### Supplied entries
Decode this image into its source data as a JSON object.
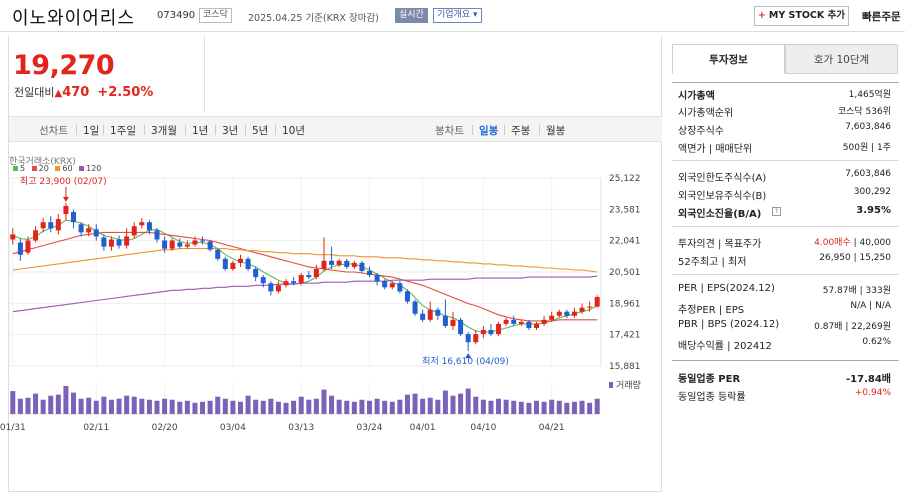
{
  "header": {
    "name": "이노와이어리스",
    "code": "073490",
    "market": "코스닥",
    "date": "2025.04.25 기준(KRX 장마감)",
    "realtime": "실시간",
    "company": "기업개요 ▾",
    "mystock": "MY STOCK 추가",
    "quick_order": "빠른주문"
  },
  "price": {
    "current": "19,270",
    "change_label": "전일대비",
    "change": "470",
    "pct": "+2.50%"
  },
  "periods": {
    "line_chart": "선차트",
    "day1": "1일",
    "week1": "1주일",
    "month3": "3개월",
    "year1": "1년",
    "year3": "3년",
    "year5": "5년",
    "year10": "10년",
    "candle": "봉차트",
    "daily": "일봉",
    "weekly": "주봉",
    "monthly": "월봉"
  },
  "chart_legend": {
    "exchange": "한국거래소(KRX)",
    "ma5": "5",
    "ma20": "20",
    "ma60": "60",
    "ma120": "120",
    "ma5_color": "#5cb85c",
    "ma20_color": "#e74c3c",
    "ma60_color": "#f0932b",
    "ma120_color": "#9b59b6"
  },
  "chart_data": {
    "type": "candlestick",
    "yticks": [
      "25,122",
      "23,581",
      "22,041",
      "20,501",
      "18,961",
      "17,421",
      "15,881"
    ],
    "ylim": [
      15881,
      25122
    ],
    "xticks": [
      "01/31",
      "02/11",
      "02/20",
      "03/04",
      "03/13",
      "03/24",
      "04/01",
      "04/10",
      "04/21"
    ],
    "high_label": "최고 23,900 (02/07)",
    "low_label": "최저 16,610 (04/09)",
    "volume_label": "거래량",
    "candles": [
      [
        22350,
        22100,
        22650,
        21850,
        1
      ],
      [
        21950,
        21350,
        22150,
        21050,
        0
      ],
      [
        21450,
        22050,
        22250,
        21350,
        1
      ],
      [
        22050,
        22550,
        22750,
        21950,
        1
      ],
      [
        22650,
        22950,
        23150,
        22450,
        1
      ],
      [
        22950,
        22650,
        23250,
        22450,
        0
      ],
      [
        22550,
        23100,
        23350,
        22350,
        1
      ],
      [
        23350,
        23750,
        23900,
        23050,
        1
      ],
      [
        23450,
        22950,
        23550,
        22650,
        0
      ],
      [
        22850,
        22450,
        22950,
        22250,
        0
      ],
      [
        22450,
        22650,
        22850,
        22250,
        1
      ],
      [
        22600,
        22250,
        22850,
        22050,
        0
      ],
      [
        22200,
        21750,
        22350,
        21550,
        0
      ],
      [
        21750,
        22100,
        22250,
        21550,
        1
      ],
      [
        22100,
        21800,
        22300,
        21650,
        0
      ],
      [
        21800,
        22250,
        22650,
        21650,
        1
      ],
      [
        22300,
        22750,
        22950,
        22150,
        1
      ],
      [
        22800,
        22950,
        23150,
        22650,
        1
      ],
      [
        22950,
        22550,
        23050,
        22350,
        0
      ],
      [
        22550,
        22100,
        22650,
        21950,
        0
      ],
      [
        22050,
        21650,
        22250,
        21450,
        0
      ],
      [
        21650,
        22050,
        22150,
        21550,
        1
      ],
      [
        21950,
        21750,
        22150,
        21650,
        0
      ],
      [
        21750,
        21850,
        22050,
        21650,
        1
      ],
      [
        21850,
        22050,
        22250,
        21750,
        1
      ],
      [
        22050,
        22000,
        22250,
        21850,
        0
      ],
      [
        22000,
        21600,
        22050,
        21500,
        0
      ],
      [
        21600,
        21150,
        21650,
        21050,
        0
      ],
      [
        21150,
        20650,
        21250,
        20550,
        0
      ],
      [
        20650,
        20950,
        21050,
        20550,
        1
      ],
      [
        20950,
        21150,
        21350,
        20750,
        1
      ],
      [
        21150,
        20650,
        21250,
        20550,
        0
      ],
      [
        20650,
        20250,
        20750,
        20050,
        0
      ],
      [
        20250,
        19950,
        20350,
        19750,
        0
      ],
      [
        19950,
        19550,
        20050,
        19350,
        0
      ],
      [
        19550,
        19850,
        20050,
        19450,
        1
      ],
      [
        19850,
        20050,
        20150,
        19750,
        1
      ],
      [
        20050,
        19950,
        20250,
        19850,
        0
      ],
      [
        19950,
        20350,
        20450,
        19850,
        1
      ],
      [
        20350,
        20250,
        20550,
        20150,
        0
      ],
      [
        20250,
        20650,
        20850,
        20150,
        1
      ],
      [
        20650,
        21050,
        22200,
        20550,
        1
      ],
      [
        21050,
        20850,
        21750,
        20650,
        0
      ],
      [
        20850,
        21050,
        21150,
        20750,
        1
      ],
      [
        21050,
        20750,
        21150,
        20650,
        0
      ],
      [
        20750,
        20950,
        21050,
        20650,
        1
      ],
      [
        20950,
        20550,
        21050,
        20450,
        0
      ],
      [
        20550,
        20350,
        20750,
        20250,
        0
      ],
      [
        20350,
        20050,
        20450,
        19850,
        0
      ],
      [
        20050,
        19750,
        20150,
        19650,
        0
      ],
      [
        19750,
        19950,
        20050,
        19650,
        1
      ],
      [
        19950,
        19550,
        20050,
        19450,
        0
      ],
      [
        19550,
        19050,
        19650,
        18950,
        0
      ],
      [
        19050,
        18450,
        19150,
        18350,
        0
      ],
      [
        18450,
        18150,
        18650,
        18050,
        0
      ],
      [
        18150,
        18650,
        19050,
        18050,
        1
      ],
      [
        18650,
        18350,
        18750,
        18150,
        0
      ],
      [
        18350,
        17850,
        19150,
        17750,
        0
      ],
      [
        17850,
        18150,
        18550,
        17650,
        1
      ],
      [
        18150,
        17450,
        18250,
        17350,
        0
      ],
      [
        17450,
        17050,
        17550,
        16610,
        0
      ],
      [
        17050,
        17450,
        17650,
        16950,
        1
      ],
      [
        17450,
        17650,
        17850,
        17250,
        1
      ],
      [
        17650,
        17450,
        17950,
        17350,
        0
      ],
      [
        17450,
        17950,
        18050,
        17350,
        1
      ],
      [
        17950,
        18150,
        18250,
        17850,
        1
      ],
      [
        18150,
        17950,
        18350,
        17850,
        0
      ],
      [
        17950,
        18050,
        18150,
        17850,
        1
      ],
      [
        18050,
        17750,
        18150,
        17650,
        0
      ],
      [
        17750,
        17950,
        18050,
        17650,
        1
      ],
      [
        17950,
        18150,
        18350,
        17850,
        1
      ],
      [
        18150,
        18350,
        18550,
        18050,
        1
      ],
      [
        18350,
        18550,
        18650,
        18250,
        1
      ],
      [
        18550,
        18350,
        18650,
        18250,
        0
      ],
      [
        18350,
        18550,
        18750,
        18250,
        1
      ],
      [
        18550,
        18750,
        18950,
        18450,
        1
      ],
      [
        18750,
        18800,
        19050,
        18550,
        1
      ],
      [
        18800,
        19270,
        19350,
        18750,
        1
      ]
    ],
    "volumes": [
      45,
      30,
      32,
      40,
      28,
      36,
      38,
      55,
      42,
      30,
      32,
      26,
      34,
      28,
      30,
      36,
      34,
      30,
      28,
      26,
      30,
      28,
      24,
      26,
      22,
      24,
      26,
      34,
      30,
      26,
      24,
      36,
      28,
      26,
      30,
      24,
      22,
      26,
      34,
      28,
      30,
      48,
      36,
      28,
      26,
      24,
      28,
      26,
      30,
      26,
      24,
      28,
      38,
      40,
      30,
      32,
      28,
      46,
      36,
      40,
      50,
      34,
      28,
      26,
      30,
      28,
      26,
      24,
      22,
      26,
      24,
      28,
      26,
      22,
      24,
      26,
      22,
      30
    ],
    "ma_series": [
      {
        "name": "5",
        "values": [
          22300,
          22150,
          22100,
          22250,
          22500,
          22650,
          22800,
          23050,
          23000,
          22900,
          22750,
          22500,
          22300,
          22200,
          22100,
          22050,
          22150,
          22350,
          22550,
          22600,
          22400,
          22200,
          22000,
          21900,
          21950,
          21950,
          21850,
          21650,
          21350,
          21150,
          21000,
          20900,
          20750,
          20500,
          20300,
          20100,
          19950,
          19900,
          19950,
          20050,
          20250,
          20550,
          20750,
          20850,
          20900,
          20900,
          20750,
          20600,
          20400,
          20200,
          20000,
          19850,
          19600,
          19250,
          18850,
          18650,
          18500,
          18350,
          18250,
          18050,
          17800,
          17600,
          17550,
          17550,
          17650,
          17750,
          17850,
          17950,
          17950,
          17950,
          18000,
          18100,
          18250,
          18350,
          18450,
          18550,
          18650,
          18850
        ]
      },
      {
        "name": "20",
        "values": [
          21400,
          21500,
          21600,
          21700,
          21800,
          21900,
          22000,
          22100,
          22200,
          22300,
          22350,
          22400,
          22450,
          22450,
          22450,
          22450,
          22450,
          22450,
          22450,
          22400,
          22350,
          22300,
          22250,
          22200,
          22150,
          22100,
          22050,
          21950,
          21850,
          21750,
          21650,
          21550,
          21450,
          21350,
          21250,
          21150,
          21050,
          20950,
          20850,
          20750,
          20700,
          20650,
          20600,
          20550,
          20500,
          20500,
          20450,
          20400,
          20350,
          20300,
          20250,
          20150,
          20050,
          19950,
          19850,
          19700,
          19550,
          19400,
          19250,
          19100,
          18950,
          18850,
          18700,
          18550,
          18400,
          18300,
          18200,
          18150,
          18100,
          18100,
          18100,
          18100,
          18150,
          18150,
          18150,
          18150,
          18150,
          18150
        ]
      },
      {
        "name": "60",
        "values": [
          20600,
          20650,
          20700,
          20750,
          20800,
          20850,
          20900,
          20950,
          21000,
          21050,
          21100,
          21150,
          21200,
          21250,
          21300,
          21350,
          21400,
          21450,
          21500,
          21550,
          21600,
          21600,
          21650,
          21650,
          21650,
          21650,
          21650,
          21650,
          21650,
          21600,
          21600,
          21550,
          21550,
          21500,
          21500,
          21450,
          21450,
          21400,
          21400,
          21400,
          21350,
          21350,
          21350,
          21300,
          21300,
          21300,
          21250,
          21250,
          21250,
          21200,
          21200,
          21200,
          21150,
          21150,
          21100,
          21100,
          21050,
          21050,
          21000,
          21000,
          20950,
          20950,
          20900,
          20900,
          20850,
          20850,
          20800,
          20800,
          20750,
          20750,
          20700,
          20700,
          20650,
          20650,
          20600,
          20600,
          20550,
          20500
        ]
      },
      {
        "name": "120",
        "values": [
          18550,
          18600,
          18650,
          18700,
          18750,
          18800,
          18850,
          18900,
          18950,
          19000,
          19050,
          19100,
          19150,
          19200,
          19250,
          19300,
          19350,
          19400,
          19450,
          19500,
          19550,
          19600,
          19600,
          19650,
          19650,
          19700,
          19700,
          19750,
          19750,
          19800,
          19800,
          19800,
          19850,
          19850,
          19850,
          19900,
          19900,
          19900,
          19950,
          19950,
          19950,
          20000,
          20000,
          20000,
          20000,
          20050,
          20050,
          20050,
          20050,
          20050,
          20100,
          20100,
          20100,
          20100,
          20100,
          20150,
          20150,
          20150,
          20150,
          20150,
          20150,
          20200,
          20200,
          20200,
          20200,
          20200,
          20200,
          20200,
          20250,
          20250,
          20250,
          20250,
          20250,
          20250,
          20250,
          20250,
          20250,
          20300
        ]
      }
    ]
  },
  "side": {
    "tab_info": "투자정보",
    "tab_quote": "호가 10단계",
    "market_cap_label": "시가총액",
    "market_cap_value": "1,465억원",
    "cap_rank_label": "시가총액순위",
    "cap_rank_value": "코스닥 536위",
    "shares_label": "상장주식수",
    "shares_value": "7,603,846",
    "par_label": "액면가 | 매매단위",
    "par_value": "500원 | 1주",
    "foreign_limit_label": "외국인한도주식수(A)",
    "foreign_limit_value": "7,603,846",
    "foreign_hold_label": "외국인보유주식수(B)",
    "foreign_hold_value": "300,292",
    "foreign_ratio_label": "외국인소진율(B/A)",
    "foreign_ratio_value": "3.95%",
    "opinion_label": "투자의견 | 목표주가",
    "opinion_value_a": "4.00매수",
    "opinion_value_b": "| 40,000",
    "range_label": "52주최고 | 최저",
    "range_value": "26,950 | 15,250",
    "per_label": "PER | EPS(2024.12)",
    "per_value": "57.87배 | 333원",
    "est_per_label": "추정PER | EPS",
    "est_per_value": "N/A | N/A",
    "pbr_label": "PBR | BPS (2024.12)",
    "pbr_value": "0.87배 | 22,269원",
    "div_label": "배당수익률 | 202412",
    "div_value": "0.62%",
    "ind_per_label": "동일업종 PER",
    "ind_per_value": "-17.84배",
    "ind_rate_label": "동일업종 등락률",
    "ind_rate_value": "+0.94%"
  }
}
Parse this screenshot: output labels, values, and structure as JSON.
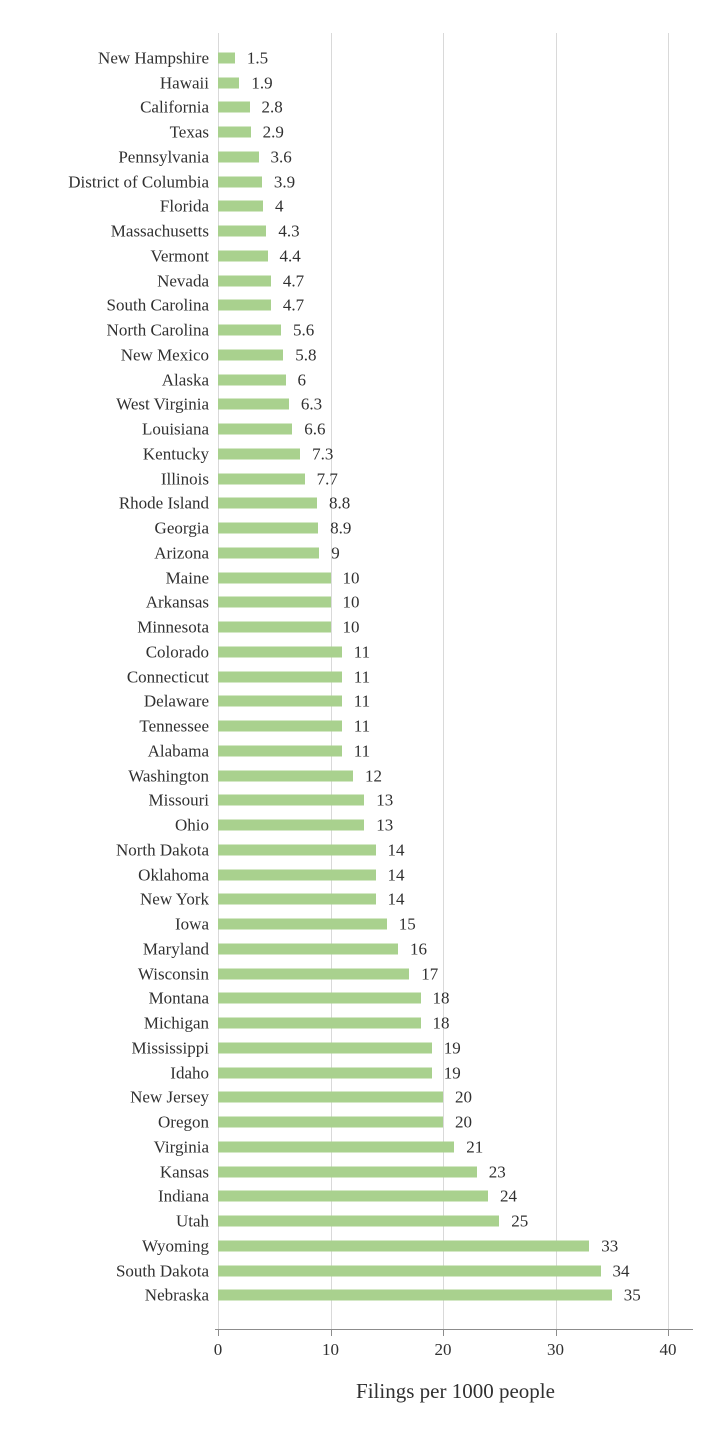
{
  "chart_data": {
    "type": "bar",
    "orientation": "horizontal",
    "title": "",
    "xlabel": "Filings per 1000 people",
    "ylabel": "",
    "xlim": [
      0,
      42
    ],
    "x_ticks": [
      "0",
      "10",
      "20",
      "30",
      "40"
    ],
    "grid": true,
    "legend": false,
    "bar_color": "#a9d18e",
    "gridline_color": "#d9d9d9",
    "axis_color": "#8c8c8c",
    "text_color": "#303030",
    "categories": [
      "New Hampshire",
      "Hawaii",
      "California",
      "Texas",
      "Pennsylvania",
      "District of Columbia",
      "Florida",
      "Massachusetts",
      "Vermont",
      "Nevada",
      "South Carolina",
      "North Carolina",
      "New Mexico",
      "Alaska",
      "West Virginia",
      "Louisiana",
      "Kentucky",
      "Illinois",
      "Rhode Island",
      "Georgia",
      "Arizona",
      "Maine",
      "Arkansas",
      "Minnesota",
      "Colorado",
      "Connecticut",
      "Delaware",
      "Tennessee",
      "Alabama",
      "Washington",
      "Missouri",
      "Ohio",
      "North Dakota",
      "Oklahoma",
      "New York",
      "Iowa",
      "Maryland",
      "Wisconsin",
      "Montana",
      "Michigan",
      "Mississippi",
      "Idaho",
      "New Jersey",
      "Oregon",
      "Virginia",
      "Kansas",
      "Indiana",
      "Utah",
      "Wyoming",
      "South Dakota",
      "Nebraska"
    ],
    "values": [
      1.5,
      1.9,
      2.8,
      2.9,
      3.6,
      3.9,
      4,
      4.3,
      4.4,
      4.7,
      4.7,
      5.6,
      5.8,
      6,
      6.3,
      6.6,
      7.3,
      7.7,
      8.8,
      8.9,
      9,
      10,
      10,
      10,
      11,
      11,
      11,
      11,
      11,
      12,
      13,
      13,
      14,
      14,
      14,
      15,
      16,
      17,
      18,
      18,
      19,
      19,
      20,
      20,
      21,
      23,
      24,
      25,
      33,
      34,
      35
    ],
    "value_labels": [
      "1.5",
      "1.9",
      "2.8",
      "2.9",
      "3.6",
      "3.9",
      "4",
      "4.3",
      "4.4",
      "4.7",
      "4.7",
      "5.6",
      "5.8",
      "6",
      "6.3",
      "6.6",
      "7.3",
      "7.7",
      "8.8",
      "8.9",
      "9",
      "10",
      "10",
      "10",
      "11",
      "11",
      "11",
      "11",
      "11",
      "12",
      "13",
      "13",
      "14",
      "14",
      "14",
      "15",
      "16",
      "17",
      "18",
      "18",
      "19",
      "19",
      "20",
      "20",
      "21",
      "23",
      "24",
      "25",
      "33",
      "34",
      "35"
    ]
  }
}
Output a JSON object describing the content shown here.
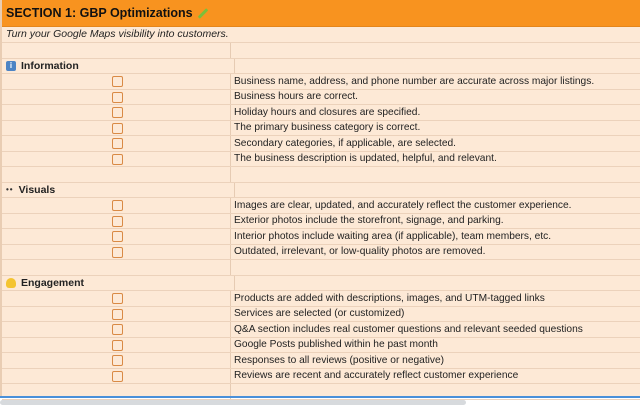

### What to do
Which lines of the data include "name"? Copy each of them.

### Exercise answer
    "name": "이노와이어리스",
        "name": "5",
        "name": "20",
        "name": "60",
        "name": "120",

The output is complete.